Task> Exactly reproduce the lines from the line bearing "Enumerate this screenshot's" through the end of the listing, inclusive of both; pictures are to be omitted.

· · · · · · ·

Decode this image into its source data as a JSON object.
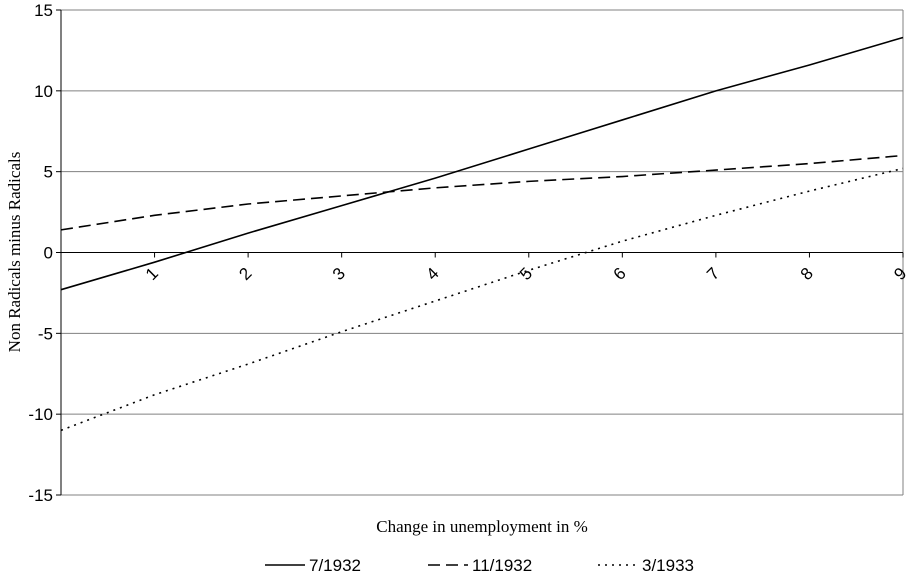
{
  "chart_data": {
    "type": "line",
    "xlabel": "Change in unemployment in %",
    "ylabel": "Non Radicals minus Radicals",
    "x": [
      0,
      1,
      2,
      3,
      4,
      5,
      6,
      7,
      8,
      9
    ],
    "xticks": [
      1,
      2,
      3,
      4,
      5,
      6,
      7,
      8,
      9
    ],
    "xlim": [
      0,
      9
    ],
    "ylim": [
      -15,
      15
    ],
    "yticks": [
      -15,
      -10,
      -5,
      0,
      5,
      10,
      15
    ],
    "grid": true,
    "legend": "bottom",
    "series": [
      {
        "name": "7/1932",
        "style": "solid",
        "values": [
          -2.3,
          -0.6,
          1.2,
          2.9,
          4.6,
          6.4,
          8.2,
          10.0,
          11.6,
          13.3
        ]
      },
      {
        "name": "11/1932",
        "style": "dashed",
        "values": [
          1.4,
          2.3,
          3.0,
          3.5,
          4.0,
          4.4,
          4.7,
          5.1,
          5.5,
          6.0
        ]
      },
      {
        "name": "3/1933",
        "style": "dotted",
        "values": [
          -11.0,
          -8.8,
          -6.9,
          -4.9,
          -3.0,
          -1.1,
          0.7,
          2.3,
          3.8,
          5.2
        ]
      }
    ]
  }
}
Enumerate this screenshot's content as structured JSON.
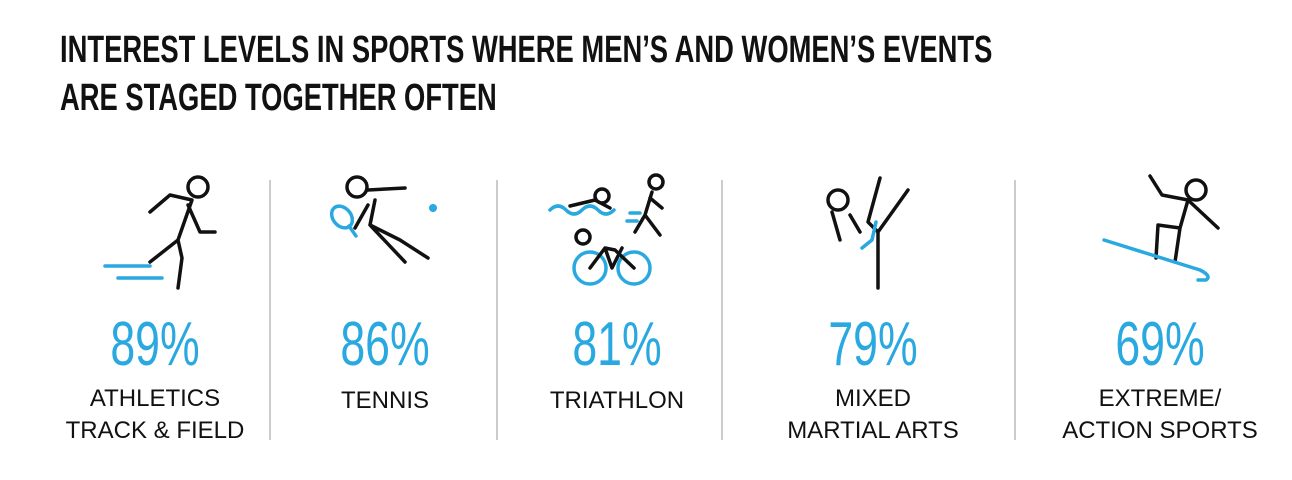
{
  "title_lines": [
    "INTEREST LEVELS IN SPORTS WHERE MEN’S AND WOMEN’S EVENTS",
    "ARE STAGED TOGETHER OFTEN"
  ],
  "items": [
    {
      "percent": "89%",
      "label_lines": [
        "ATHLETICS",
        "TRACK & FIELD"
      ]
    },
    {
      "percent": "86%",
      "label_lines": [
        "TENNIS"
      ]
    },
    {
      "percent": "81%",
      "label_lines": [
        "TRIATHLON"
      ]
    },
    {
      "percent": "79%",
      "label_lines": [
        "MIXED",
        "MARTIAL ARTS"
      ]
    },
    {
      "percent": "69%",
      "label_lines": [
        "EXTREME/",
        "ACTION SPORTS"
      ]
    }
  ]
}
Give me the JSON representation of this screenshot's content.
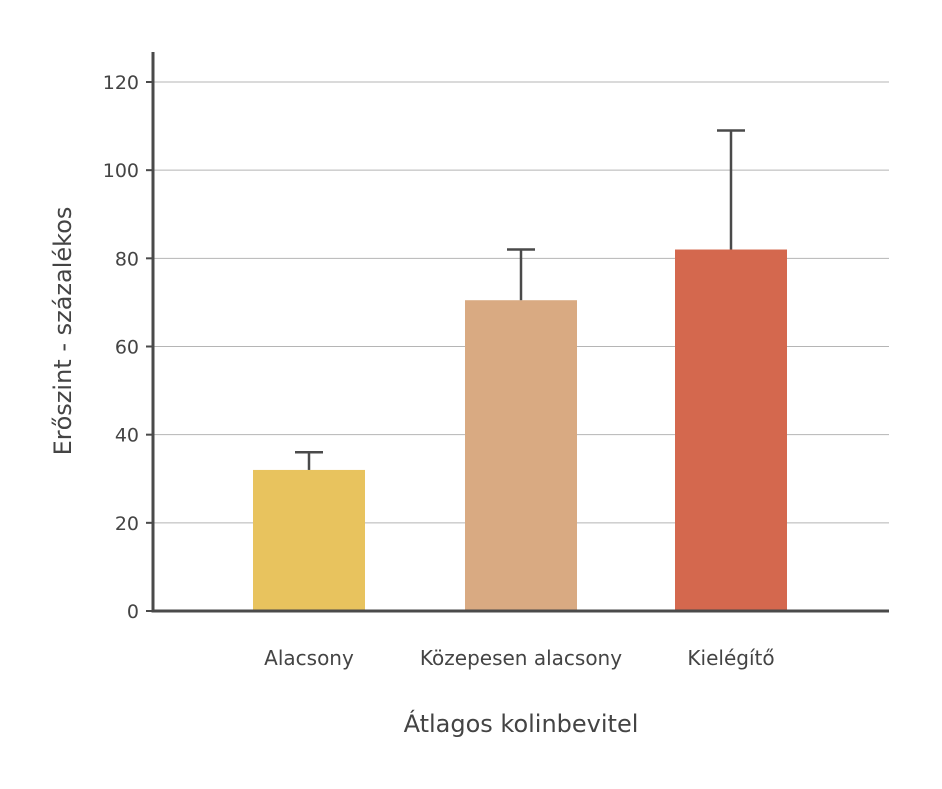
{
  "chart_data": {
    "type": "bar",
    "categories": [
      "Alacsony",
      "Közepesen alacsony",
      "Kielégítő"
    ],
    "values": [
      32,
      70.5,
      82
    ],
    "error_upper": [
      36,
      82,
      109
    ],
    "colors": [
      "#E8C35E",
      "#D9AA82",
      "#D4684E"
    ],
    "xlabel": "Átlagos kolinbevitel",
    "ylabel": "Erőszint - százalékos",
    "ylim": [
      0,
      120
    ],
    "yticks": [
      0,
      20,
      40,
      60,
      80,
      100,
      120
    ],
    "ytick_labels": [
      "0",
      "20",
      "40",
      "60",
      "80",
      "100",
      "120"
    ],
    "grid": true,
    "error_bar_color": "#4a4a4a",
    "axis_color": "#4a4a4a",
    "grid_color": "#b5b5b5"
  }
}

· · · · · · ·

Expected answer>
Enumerate this screenshot's content as structured JSON.
{
  "title_lines": [
    "INTEREST LEVELS IN SPORTS WHERE MEN’S AND WOMEN’S EVENTS",
    "ARE STAGED TOGETHER OFTEN"
  ],
  "items": [
    {
      "percent": "89%",
      "label_lines": [
        "ATHLETICS",
        "TRACK & FIELD"
      ]
    },
    {
      "percent": "86%",
      "label_lines": [
        "TENNIS"
      ]
    },
    {
      "percent": "81%",
      "label_lines": [
        "TRIATHLON"
      ]
    },
    {
      "percent": "79%",
      "label_lines": [
        "MIXED",
        "MARTIAL ARTS"
      ]
    },
    {
      "percent": "69%",
      "label_lines": [
        "EXTREME/",
        "ACTION SPORTS"
      ]
    }
  ]
}
Give me the JSON representation of this screenshot's content.
{
  "chart_data": {
    "type": "bar",
    "categories": [
      "Alacsony",
      "Közepesen alacsony",
      "Kielégítő"
    ],
    "values": [
      32,
      70.5,
      82
    ],
    "error_upper": [
      36,
      82,
      109
    ],
    "colors": [
      "#E8C35E",
      "#D9AA82",
      "#D4684E"
    ],
    "xlabel": "Átlagos kolinbevitel",
    "ylabel": "Erőszint - százalékos",
    "ylim": [
      0,
      120
    ],
    "yticks": [
      0,
      20,
      40,
      60,
      80,
      100,
      120
    ],
    "ytick_labels": [
      "0",
      "20",
      "40",
      "60",
      "80",
      "100",
      "120"
    ],
    "grid": true,
    "error_bar_color": "#4a4a4a",
    "axis_color": "#4a4a4a",
    "grid_color": "#b5b5b5"
  }
}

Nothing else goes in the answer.